Task requirements: Every entry needs to be reproduced exactly.

Collected data
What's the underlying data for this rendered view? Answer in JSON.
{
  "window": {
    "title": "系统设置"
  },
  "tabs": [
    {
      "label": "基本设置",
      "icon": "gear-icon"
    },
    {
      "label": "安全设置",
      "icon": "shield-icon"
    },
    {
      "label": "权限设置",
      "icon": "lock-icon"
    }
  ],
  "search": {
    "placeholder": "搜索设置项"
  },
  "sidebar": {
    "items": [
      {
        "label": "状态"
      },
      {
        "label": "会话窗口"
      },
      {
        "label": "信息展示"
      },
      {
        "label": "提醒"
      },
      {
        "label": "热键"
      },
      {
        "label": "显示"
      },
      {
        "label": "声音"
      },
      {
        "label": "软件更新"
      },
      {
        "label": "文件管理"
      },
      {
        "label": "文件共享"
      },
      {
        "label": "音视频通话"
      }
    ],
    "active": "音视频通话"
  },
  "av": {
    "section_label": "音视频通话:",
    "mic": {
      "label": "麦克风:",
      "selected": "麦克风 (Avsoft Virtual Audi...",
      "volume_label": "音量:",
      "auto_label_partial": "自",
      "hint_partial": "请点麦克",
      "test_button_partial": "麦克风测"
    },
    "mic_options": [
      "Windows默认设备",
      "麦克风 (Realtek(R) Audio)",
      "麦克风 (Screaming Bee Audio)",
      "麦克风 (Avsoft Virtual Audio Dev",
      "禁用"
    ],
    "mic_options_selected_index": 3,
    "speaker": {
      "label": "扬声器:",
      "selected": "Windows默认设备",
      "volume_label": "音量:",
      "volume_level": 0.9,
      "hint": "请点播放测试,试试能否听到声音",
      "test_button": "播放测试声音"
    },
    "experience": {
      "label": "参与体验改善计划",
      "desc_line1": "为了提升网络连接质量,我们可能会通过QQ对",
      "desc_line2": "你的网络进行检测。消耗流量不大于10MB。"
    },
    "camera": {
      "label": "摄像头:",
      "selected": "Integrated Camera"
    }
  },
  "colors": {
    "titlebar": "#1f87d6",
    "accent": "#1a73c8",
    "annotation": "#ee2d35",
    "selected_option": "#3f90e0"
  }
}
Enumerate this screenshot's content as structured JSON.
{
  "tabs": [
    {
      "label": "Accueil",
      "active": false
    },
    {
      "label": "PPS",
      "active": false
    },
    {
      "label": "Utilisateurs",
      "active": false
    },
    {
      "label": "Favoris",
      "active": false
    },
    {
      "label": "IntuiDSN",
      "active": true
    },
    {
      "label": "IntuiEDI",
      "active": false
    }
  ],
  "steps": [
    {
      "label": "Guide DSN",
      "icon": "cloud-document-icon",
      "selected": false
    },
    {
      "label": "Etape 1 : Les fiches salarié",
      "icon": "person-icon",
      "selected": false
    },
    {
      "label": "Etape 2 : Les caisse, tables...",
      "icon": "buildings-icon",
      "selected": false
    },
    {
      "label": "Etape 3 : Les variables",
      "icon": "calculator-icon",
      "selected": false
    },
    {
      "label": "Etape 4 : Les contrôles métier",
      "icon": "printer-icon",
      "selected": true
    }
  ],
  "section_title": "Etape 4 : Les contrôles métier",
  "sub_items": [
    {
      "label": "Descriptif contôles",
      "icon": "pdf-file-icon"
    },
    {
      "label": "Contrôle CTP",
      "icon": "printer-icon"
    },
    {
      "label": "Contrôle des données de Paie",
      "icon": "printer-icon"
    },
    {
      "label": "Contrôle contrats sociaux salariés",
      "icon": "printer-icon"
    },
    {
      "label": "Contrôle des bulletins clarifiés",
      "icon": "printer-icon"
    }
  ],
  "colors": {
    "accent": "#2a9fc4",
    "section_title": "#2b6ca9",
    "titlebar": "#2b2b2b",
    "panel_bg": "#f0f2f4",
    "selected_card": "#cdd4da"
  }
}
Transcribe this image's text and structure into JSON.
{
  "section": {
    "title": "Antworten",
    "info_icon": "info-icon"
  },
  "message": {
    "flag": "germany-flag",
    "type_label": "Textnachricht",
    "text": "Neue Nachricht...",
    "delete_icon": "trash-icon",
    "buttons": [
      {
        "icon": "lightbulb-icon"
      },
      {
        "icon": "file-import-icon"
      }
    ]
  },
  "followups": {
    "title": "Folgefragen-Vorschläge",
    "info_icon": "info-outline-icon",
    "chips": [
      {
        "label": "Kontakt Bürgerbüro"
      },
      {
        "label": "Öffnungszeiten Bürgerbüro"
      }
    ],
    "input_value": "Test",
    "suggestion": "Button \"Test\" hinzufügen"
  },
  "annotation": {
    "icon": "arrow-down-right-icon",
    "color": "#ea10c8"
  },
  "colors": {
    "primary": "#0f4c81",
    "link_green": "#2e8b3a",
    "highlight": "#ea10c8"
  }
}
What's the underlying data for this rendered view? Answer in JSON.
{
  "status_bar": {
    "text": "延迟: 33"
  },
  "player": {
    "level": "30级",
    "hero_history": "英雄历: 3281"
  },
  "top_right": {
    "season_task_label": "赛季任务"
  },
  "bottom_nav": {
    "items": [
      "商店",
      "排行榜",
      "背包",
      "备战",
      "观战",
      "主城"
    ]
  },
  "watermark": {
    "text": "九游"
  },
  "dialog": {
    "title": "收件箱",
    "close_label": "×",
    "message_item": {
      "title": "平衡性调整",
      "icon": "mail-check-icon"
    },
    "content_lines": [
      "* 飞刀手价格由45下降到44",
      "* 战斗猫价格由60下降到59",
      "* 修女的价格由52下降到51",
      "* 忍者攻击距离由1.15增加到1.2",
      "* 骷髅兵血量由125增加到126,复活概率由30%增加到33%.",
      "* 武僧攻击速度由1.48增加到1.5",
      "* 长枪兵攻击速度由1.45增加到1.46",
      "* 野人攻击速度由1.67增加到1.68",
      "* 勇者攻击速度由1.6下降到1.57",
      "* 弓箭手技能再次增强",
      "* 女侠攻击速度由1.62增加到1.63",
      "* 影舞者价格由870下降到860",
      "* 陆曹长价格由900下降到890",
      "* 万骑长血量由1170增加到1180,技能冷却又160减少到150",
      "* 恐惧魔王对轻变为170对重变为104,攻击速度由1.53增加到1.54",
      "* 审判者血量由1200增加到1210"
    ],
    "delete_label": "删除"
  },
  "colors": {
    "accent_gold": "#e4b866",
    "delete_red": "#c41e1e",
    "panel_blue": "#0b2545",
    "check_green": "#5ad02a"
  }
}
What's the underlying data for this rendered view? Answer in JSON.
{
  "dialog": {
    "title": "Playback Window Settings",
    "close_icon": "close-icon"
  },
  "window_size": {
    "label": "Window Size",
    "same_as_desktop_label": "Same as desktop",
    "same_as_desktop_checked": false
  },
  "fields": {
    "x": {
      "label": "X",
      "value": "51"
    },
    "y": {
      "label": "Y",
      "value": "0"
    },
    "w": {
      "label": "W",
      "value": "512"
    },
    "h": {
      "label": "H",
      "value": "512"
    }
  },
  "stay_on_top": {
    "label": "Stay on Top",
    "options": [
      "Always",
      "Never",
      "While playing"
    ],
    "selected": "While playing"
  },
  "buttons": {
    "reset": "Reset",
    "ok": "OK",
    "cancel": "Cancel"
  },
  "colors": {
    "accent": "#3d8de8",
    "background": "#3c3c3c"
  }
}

Reply:
What's the underlying data for this rendered view? Answer in JSON.
{
  "window": {
    "title": "系统设置"
  },
  "tabs": [
    {
      "label": "基本设置",
      "icon": "gear-icon"
    },
    {
      "label": "安全设置",
      "icon": "shield-icon"
    },
    {
      "label": "权限设置",
      "icon": "lock-icon"
    }
  ],
  "search": {
    "placeholder": "搜索设置项"
  },
  "sidebar": {
    "items": [
      {
        "label": "状态"
      },
      {
        "label": "会话窗口"
      },
      {
        "label": "信息展示"
      },
      {
        "label": "提醒"
      },
      {
        "label": "热键"
      },
      {
        "label": "显示"
      },
      {
        "label": "声音"
      },
      {
        "label": "软件更新"
      },
      {
        "label": "文件管理"
      },
      {
        "label": "文件共享"
      },
      {
        "label": "音视频通话"
      }
    ],
    "active": "音视频通话"
  },
  "av": {
    "section_label": "音视频通话:",
    "mic": {
      "label": "麦克风:",
      "selected": "麦克风 (Avsoft Virtual Audi...",
      "volume_label": "音量:",
      "auto_label_partial": "自",
      "hint_partial": "请点麦克",
      "test_button_partial": "麦克风测"
    },
    "mic_options": [
      "Windows默认设备",
      "麦克风 (Realtek(R) Audio)",
      "麦克风 (Screaming Bee Audio)",
      "麦克风 (Avsoft Virtual Audio Dev",
      "禁用"
    ],
    "mic_options_selected_index": 3,
    "speaker": {
      "label": "扬声器:",
      "selected": "Windows默认设备",
      "volume_label": "音量:",
      "volume_level": 0.9,
      "hint": "请点播放测试,试试能否听到声音",
      "test_button": "播放测试声音"
    },
    "experience": {
      "label": "参与体验改善计划",
      "desc_line1": "为了提升网络连接质量,我们可能会通过QQ对",
      "desc_line2": "你的网络进行检测。消耗流量不大于10MB。"
    },
    "camera": {
      "label": "摄像头:",
      "selected": "Integrated Camera"
    }
  },
  "colors": {
    "titlebar": "#1f87d6",
    "accent": "#1a73c8",
    "annotation": "#ee2d35",
    "selected_option": "#3f90e0"
  }
}
Enumerate this screenshot's content as structured JSON.
{
  "tabs": [
    {
      "label": "Accueil",
      "active": false
    },
    {
      "label": "PPS",
      "active": false
    },
    {
      "label": "Utilisateurs",
      "active": false
    },
    {
      "label": "Favoris",
      "active": false
    },
    {
      "label": "IntuiDSN",
      "active": true
    },
    {
      "label": "IntuiEDI",
      "active": false
    }
  ],
  "steps": [
    {
      "label": "Guide DSN",
      "icon": "cloud-document-icon",
      "selected": false
    },
    {
      "label": "Etape 1 : Les fiches salarié",
      "icon": "person-icon",
      "selected": false
    },
    {
      "label": "Etape 2 : Les caisse, tables...",
      "icon": "buildings-icon",
      "selected": false
    },
    {
      "label": "Etape 3 : Les variables",
      "icon": "calculator-icon",
      "selected": false
    },
    {
      "label": "Etape 4 : Les contrôles métier",
      "icon": "printer-icon",
      "selected": true
    }
  ],
  "section_title": "Etape 4 : Les contrôles métier",
  "sub_items": [
    {
      "label": "Descriptif contôles",
      "icon": "pdf-file-icon"
    },
    {
      "label": "Contrôle CTP",
      "icon": "printer-icon"
    },
    {
      "label": "Contrôle des données de Paie",
      "icon": "printer-icon"
    },
    {
      "label": "Contrôle contrats sociaux salariés",
      "icon": "printer-icon"
    },
    {
      "label": "Contrôle des bulletins clarifiés",
      "icon": "printer-icon"
    }
  ],
  "colors": {
    "accent": "#2a9fc4",
    "section_title": "#2b6ca9",
    "titlebar": "#2b2b2b",
    "panel_bg": "#f0f2f4",
    "selected_card": "#cdd4da"
  }
}
Transcribe this image's text and structure into JSON.
{
  "section": {
    "title": "Antworten",
    "info_icon": "info-icon"
  },
  "message": {
    "flag": "germany-flag",
    "type_label": "Textnachricht",
    "text": "Neue Nachricht...",
    "delete_icon": "trash-icon",
    "buttons": [
      {
        "icon": "lightbulb-icon"
      },
      {
        "icon": "file-import-icon"
      }
    ]
  },
  "followups": {
    "title": "Folgefragen-Vorschläge",
    "info_icon": "info-outline-icon",
    "chips": [
      {
        "label": "Kontakt Bürgerbüro"
      },
      {
        "label": "Öffnungszeiten Bürgerbüro"
      }
    ],
    "input_value": "Test",
    "suggestion": "Button \"Test\" hinzufügen"
  },
  "annotation": {
    "icon": "arrow-down-right-icon",
    "color": "#ea10c8"
  },
  "colors": {
    "primary": "#0f4c81",
    "link_green": "#2e8b3a",
    "highlight": "#ea10c8"
  }
}
What's the underlying data for this rendered view? Answer in JSON.
{
  "status_bar": {
    "text": "延迟: 33"
  },
  "player": {
    "level": "30级",
    "hero_history": "英雄历: 3281"
  },
  "top_right": {
    "season_task_label": "赛季任务"
  },
  "bottom_nav": {
    "items": [
      "商店",
      "排行榜",
      "背包",
      "备战",
      "观战",
      "主城"
    ]
  },
  "watermark": {
    "text": "九游"
  },
  "dialog": {
    "title": "收件箱",
    "close_label": "×",
    "message_item": {
      "title": "平衡性调整",
      "icon": "mail-check-icon"
    },
    "content_lines": [
      "* 飞刀手价格由45下降到44",
      "* 战斗猫价格由60下降到59",
      "* 修女的价格由52下降到51",
      "* 忍者攻击距离由1.15增加到1.2",
      "* 骷髅兵血量由125增加到126,复活概率由30%增加到33%.",
      "* 武僧攻击速度由1.48增加到1.5",
      "* 长枪兵攻击速度由1.45增加到1.46",
      "* 野人攻击速度由1.67增加到1.68",
      "* 勇者攻击速度由1.6下降到1.57",
      "* 弓箭手技能再次增强",
      "* 女侠攻击速度由1.62增加到1.63",
      "* 影舞者价格由870下降到860",
      "* 陆曹长价格由900下降到890",
      "* 万骑长血量由1170增加到1180,技能冷却又160减少到150",
      "* 恐惧魔王对轻变为170对重变为104,攻击速度由1.53增加到1.54",
      "* 审判者血量由1200增加到1210"
    ],
    "delete_label": "删除"
  },
  "colors": {
    "accent_gold": "#e4b866",
    "delete_red": "#c41e1e",
    "panel_blue": "#0b2545",
    "check_green": "#5ad02a"
  }
}
What's the underlying data for this rendered view? Answer in JSON.
{
  "dialog": {
    "title": "Playback Window Settings",
    "close_icon": "close-icon"
  },
  "window_size": {
    "label": "Window Size",
    "same_as_desktop_label": "Same as desktop",
    "same_as_desktop_checked": false
  },
  "fields": {
    "x": {
      "label": "X",
      "value": "51"
    },
    "y": {
      "label": "Y",
      "value": "0"
    },
    "w": {
      "label": "W",
      "value": "512"
    },
    "h": {
      "label": "H",
      "value": "512"
    }
  },
  "stay_on_top": {
    "label": "Stay on Top",
    "options": [
      "Always",
      "Never",
      "While playing"
    ],
    "selected": "While playing"
  },
  "buttons": {
    "reset": "Reset",
    "ok": "OK",
    "cancel": "Cancel"
  },
  "colors": {
    "accent": "#3d8de8",
    "background": "#3c3c3c"
  }
}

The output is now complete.